Look below. Copy each line that has "пункте" in it.

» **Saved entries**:
──────────

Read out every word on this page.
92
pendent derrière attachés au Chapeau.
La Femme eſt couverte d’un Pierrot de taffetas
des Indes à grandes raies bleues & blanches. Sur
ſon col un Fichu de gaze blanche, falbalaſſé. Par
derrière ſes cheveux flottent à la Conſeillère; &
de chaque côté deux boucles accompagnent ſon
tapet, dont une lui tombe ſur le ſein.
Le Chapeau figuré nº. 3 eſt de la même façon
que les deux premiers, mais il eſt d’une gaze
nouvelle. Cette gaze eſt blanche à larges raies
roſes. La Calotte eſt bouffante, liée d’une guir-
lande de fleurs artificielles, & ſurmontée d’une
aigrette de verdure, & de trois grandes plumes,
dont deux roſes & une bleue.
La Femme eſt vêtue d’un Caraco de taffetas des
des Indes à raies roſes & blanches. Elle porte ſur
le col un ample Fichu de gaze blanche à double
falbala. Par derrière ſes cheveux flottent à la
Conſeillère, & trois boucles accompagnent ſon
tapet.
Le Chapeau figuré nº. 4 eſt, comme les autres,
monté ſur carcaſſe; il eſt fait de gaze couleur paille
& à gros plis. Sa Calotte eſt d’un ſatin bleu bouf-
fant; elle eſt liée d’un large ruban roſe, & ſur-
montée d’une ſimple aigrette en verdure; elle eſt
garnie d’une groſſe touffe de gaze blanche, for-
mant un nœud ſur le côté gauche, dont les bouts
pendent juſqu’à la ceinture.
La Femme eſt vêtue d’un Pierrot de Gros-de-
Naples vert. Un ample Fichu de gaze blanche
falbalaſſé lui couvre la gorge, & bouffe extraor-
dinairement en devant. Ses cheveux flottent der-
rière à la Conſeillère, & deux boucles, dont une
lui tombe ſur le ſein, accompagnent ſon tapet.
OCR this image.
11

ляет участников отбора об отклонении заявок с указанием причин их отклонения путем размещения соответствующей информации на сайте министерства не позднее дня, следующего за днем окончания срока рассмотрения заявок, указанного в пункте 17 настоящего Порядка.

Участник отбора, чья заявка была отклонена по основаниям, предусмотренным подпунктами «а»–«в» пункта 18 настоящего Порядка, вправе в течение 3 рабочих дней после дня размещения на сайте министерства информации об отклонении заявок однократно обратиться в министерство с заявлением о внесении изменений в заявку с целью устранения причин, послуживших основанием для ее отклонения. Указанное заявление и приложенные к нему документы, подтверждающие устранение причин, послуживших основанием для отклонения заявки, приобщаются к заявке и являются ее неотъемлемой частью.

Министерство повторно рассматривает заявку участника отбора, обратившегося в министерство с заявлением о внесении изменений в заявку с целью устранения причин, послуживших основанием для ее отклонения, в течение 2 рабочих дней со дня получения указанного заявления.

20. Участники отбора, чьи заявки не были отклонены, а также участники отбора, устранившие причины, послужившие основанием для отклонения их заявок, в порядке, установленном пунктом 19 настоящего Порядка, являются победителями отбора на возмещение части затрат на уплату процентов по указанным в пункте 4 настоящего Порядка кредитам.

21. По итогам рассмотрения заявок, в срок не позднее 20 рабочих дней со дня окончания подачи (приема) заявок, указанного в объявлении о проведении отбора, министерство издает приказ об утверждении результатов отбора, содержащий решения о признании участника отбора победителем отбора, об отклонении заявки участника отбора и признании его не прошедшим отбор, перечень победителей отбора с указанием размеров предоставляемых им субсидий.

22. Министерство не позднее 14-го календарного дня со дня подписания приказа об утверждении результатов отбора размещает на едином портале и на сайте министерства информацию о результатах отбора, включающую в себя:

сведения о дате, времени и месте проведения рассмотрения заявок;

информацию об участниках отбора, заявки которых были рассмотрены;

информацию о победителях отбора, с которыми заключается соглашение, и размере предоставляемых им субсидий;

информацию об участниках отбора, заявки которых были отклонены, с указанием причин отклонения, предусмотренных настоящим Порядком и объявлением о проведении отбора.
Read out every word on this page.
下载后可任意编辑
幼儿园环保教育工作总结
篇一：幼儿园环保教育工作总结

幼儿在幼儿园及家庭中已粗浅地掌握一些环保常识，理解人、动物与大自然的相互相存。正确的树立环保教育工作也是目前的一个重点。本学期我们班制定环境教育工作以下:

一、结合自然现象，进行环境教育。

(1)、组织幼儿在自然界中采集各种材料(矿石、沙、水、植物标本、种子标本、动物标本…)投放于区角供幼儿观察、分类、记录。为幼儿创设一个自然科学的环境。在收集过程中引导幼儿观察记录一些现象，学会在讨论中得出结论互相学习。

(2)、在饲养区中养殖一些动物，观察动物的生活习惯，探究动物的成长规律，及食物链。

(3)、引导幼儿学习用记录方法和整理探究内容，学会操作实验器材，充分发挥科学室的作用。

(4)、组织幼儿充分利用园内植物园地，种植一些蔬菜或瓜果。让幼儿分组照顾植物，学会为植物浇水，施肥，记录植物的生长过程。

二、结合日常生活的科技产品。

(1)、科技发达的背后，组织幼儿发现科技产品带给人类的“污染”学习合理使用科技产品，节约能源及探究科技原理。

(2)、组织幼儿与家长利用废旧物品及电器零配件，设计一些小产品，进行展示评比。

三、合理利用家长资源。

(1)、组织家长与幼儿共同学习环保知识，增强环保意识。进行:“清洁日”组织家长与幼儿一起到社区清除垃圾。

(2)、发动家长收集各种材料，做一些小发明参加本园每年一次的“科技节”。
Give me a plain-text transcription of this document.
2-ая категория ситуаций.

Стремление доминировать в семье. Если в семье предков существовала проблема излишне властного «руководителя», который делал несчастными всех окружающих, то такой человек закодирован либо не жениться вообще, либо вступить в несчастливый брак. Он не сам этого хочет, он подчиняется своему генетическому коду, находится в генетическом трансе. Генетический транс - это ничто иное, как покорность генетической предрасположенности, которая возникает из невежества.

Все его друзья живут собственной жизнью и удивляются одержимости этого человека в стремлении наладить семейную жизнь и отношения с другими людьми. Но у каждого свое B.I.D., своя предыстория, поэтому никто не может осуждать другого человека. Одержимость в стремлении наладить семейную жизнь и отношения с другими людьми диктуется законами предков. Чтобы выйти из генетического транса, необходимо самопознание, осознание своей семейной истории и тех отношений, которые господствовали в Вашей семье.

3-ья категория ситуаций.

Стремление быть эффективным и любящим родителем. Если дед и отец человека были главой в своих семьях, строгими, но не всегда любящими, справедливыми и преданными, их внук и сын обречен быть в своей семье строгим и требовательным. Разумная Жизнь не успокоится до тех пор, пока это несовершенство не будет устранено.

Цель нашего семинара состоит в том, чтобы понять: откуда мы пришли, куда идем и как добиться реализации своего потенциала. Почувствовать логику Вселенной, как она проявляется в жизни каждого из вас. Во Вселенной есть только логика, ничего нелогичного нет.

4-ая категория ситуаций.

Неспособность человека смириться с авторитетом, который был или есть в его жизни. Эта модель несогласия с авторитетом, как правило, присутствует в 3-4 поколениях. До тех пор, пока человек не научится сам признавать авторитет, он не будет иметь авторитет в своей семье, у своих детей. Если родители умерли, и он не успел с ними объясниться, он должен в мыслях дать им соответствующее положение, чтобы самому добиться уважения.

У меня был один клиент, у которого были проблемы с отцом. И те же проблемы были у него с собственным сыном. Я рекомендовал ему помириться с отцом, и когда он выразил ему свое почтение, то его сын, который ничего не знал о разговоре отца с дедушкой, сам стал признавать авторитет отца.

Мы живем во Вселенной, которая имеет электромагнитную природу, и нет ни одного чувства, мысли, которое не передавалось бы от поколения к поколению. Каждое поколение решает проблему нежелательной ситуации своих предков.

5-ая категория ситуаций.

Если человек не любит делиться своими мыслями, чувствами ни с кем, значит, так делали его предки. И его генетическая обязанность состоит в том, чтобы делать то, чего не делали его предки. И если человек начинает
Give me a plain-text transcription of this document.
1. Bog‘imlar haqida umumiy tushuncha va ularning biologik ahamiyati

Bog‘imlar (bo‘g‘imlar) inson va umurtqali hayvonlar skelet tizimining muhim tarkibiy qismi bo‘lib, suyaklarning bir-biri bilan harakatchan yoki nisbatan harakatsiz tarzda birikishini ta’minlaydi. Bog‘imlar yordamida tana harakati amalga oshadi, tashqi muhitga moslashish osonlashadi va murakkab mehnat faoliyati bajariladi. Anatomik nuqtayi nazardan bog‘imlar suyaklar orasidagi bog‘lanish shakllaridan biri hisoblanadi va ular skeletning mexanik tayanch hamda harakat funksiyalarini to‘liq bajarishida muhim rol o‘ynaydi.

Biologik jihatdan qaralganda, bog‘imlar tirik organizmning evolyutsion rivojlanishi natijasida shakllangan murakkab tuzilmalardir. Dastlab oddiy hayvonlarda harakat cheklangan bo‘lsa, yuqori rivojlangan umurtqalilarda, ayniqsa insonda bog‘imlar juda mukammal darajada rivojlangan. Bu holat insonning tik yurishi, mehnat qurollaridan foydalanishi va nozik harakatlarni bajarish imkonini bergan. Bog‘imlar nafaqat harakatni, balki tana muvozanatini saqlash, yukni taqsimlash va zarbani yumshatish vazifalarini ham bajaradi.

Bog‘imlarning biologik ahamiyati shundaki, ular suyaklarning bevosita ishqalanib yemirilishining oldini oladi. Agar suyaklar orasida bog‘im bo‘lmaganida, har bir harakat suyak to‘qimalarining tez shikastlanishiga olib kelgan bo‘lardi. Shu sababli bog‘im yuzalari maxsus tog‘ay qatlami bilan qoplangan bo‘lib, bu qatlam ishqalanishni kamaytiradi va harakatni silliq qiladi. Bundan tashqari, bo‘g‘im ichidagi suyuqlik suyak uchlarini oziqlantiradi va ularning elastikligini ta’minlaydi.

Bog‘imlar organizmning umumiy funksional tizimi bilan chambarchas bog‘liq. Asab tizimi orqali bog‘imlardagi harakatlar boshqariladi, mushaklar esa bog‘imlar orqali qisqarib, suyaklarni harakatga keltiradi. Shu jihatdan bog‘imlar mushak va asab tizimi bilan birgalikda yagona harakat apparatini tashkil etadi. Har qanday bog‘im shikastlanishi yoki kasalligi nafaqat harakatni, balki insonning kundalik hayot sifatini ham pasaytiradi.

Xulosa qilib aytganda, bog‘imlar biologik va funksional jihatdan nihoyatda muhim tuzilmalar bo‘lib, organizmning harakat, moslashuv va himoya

──────────

» **In response**:
ляет участников отбора об отклонении заявок с указанием причин их отклонения путем размещения соответствующей информации на сайте министерства не позднее дня, следующего за днем окончания срока рассмотрения заявок, указанного в пункте 17 настоящего Порядка.
20. Участники отбора, чьи заявки не были отклонены, а также участники отбора, устранившие причины, послужившие основанием для отклонения их заявок, в порядке, установленном пунктом 19 настоящего Порядка, являются победителями отбора на возмещение части затрат на уплату процентов по указанным в пункте 4 настоящего Порядка кредитам.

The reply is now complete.